>> Begin Rows

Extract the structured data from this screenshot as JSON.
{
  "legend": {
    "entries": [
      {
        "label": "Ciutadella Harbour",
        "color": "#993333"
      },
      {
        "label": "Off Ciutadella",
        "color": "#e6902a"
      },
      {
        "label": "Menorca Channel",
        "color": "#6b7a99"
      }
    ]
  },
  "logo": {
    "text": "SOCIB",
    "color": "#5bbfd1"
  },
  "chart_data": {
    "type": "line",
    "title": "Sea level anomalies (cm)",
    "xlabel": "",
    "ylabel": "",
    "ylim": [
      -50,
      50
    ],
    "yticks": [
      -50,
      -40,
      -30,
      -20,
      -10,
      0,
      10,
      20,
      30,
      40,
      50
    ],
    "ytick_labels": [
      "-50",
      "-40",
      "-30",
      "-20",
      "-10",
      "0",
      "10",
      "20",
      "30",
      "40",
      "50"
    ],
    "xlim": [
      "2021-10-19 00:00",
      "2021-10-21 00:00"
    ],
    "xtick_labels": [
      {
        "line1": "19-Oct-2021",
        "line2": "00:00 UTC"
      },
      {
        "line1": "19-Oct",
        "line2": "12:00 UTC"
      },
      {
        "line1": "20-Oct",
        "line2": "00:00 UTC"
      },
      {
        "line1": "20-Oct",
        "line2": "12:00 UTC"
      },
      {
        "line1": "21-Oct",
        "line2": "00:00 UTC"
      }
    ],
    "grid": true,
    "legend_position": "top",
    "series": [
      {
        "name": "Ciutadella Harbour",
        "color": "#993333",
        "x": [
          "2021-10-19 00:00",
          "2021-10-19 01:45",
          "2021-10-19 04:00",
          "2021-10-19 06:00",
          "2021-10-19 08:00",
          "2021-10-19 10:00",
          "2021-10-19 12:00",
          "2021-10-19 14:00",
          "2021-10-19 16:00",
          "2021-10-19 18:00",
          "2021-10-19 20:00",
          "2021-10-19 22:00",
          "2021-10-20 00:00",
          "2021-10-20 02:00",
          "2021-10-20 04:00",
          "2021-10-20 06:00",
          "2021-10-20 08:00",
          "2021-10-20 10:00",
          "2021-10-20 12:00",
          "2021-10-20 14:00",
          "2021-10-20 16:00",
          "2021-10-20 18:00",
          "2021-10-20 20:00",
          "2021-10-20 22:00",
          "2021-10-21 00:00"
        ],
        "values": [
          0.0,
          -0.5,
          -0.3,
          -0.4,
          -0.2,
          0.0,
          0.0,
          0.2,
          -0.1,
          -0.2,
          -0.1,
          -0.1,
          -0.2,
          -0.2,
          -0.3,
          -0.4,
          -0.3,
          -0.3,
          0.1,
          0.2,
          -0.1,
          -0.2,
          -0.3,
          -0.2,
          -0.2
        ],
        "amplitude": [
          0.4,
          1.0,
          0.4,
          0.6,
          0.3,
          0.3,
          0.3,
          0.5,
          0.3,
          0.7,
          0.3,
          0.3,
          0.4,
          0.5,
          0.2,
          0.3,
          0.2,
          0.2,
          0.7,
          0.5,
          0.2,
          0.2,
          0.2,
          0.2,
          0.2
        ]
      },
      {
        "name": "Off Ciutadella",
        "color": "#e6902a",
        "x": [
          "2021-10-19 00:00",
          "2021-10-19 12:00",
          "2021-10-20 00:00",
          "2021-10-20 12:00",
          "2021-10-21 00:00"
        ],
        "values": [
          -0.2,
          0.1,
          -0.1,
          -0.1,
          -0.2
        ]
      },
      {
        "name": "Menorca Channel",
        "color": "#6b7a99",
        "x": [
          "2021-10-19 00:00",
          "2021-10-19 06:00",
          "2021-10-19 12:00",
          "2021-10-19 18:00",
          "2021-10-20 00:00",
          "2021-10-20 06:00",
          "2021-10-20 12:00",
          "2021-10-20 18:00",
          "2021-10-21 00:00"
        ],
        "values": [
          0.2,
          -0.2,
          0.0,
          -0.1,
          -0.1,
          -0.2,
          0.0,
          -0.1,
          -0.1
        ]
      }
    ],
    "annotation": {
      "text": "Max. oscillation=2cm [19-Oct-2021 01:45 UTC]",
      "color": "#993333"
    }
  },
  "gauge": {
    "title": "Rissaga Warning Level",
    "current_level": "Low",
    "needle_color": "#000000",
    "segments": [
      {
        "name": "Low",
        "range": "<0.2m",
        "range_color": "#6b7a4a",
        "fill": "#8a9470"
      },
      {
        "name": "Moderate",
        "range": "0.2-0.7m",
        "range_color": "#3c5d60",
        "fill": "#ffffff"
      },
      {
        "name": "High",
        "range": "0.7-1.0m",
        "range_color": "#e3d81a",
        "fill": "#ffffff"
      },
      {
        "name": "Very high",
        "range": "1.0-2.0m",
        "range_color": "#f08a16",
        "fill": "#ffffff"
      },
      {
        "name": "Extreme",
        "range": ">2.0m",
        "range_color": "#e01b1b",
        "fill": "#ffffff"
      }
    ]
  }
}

>> End Rows

Identify and extract each line of the listing that contains "Channel".

▸ Completed exercise
        "label": "Menorca Channel",
        "name": "Menorca Channel",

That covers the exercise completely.